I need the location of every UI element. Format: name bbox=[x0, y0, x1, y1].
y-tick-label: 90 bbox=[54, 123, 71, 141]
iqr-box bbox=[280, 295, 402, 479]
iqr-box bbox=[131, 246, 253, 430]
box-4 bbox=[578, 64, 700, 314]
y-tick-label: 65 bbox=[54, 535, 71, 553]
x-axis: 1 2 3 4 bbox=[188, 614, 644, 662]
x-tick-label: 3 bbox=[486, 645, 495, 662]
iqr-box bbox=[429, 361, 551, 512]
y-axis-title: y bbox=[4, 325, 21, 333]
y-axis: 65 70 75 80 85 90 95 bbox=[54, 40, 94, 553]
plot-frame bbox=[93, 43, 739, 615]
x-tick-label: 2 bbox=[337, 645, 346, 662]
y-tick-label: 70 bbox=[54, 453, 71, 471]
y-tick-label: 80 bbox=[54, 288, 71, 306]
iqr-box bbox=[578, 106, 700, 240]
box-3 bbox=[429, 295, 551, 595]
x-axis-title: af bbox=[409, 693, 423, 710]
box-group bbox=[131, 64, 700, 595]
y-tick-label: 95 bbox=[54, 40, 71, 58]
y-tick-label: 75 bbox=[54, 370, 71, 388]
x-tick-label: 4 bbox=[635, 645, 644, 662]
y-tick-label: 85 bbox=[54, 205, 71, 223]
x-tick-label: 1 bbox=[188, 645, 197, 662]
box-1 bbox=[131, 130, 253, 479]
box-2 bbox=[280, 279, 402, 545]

—————

• _AIM_
Pick out each line above that contains the word "tick", and copy those lines in full.

• _TASK ANSWER_
y-tick-label: 90 bbox=[54, 123, 71, 141]
y-tick-label: 65 bbox=[54, 535, 71, 553]
x-tick-label: 3 bbox=[486, 645, 495, 662]
x-tick-label: 2 bbox=[337, 645, 346, 662]
y-tick-label: 70 bbox=[54, 453, 71, 471]
y-tick-label: 80 bbox=[54, 288, 71, 306]
y-tick-label: 95 bbox=[54, 40, 71, 58]
y-tick-label: 75 bbox=[54, 370, 71, 388]
x-tick-label: 4 bbox=[635, 645, 644, 662]
y-tick-label: 85 bbox=[54, 205, 71, 223]
x-tick-label: 1 bbox=[188, 645, 197, 662]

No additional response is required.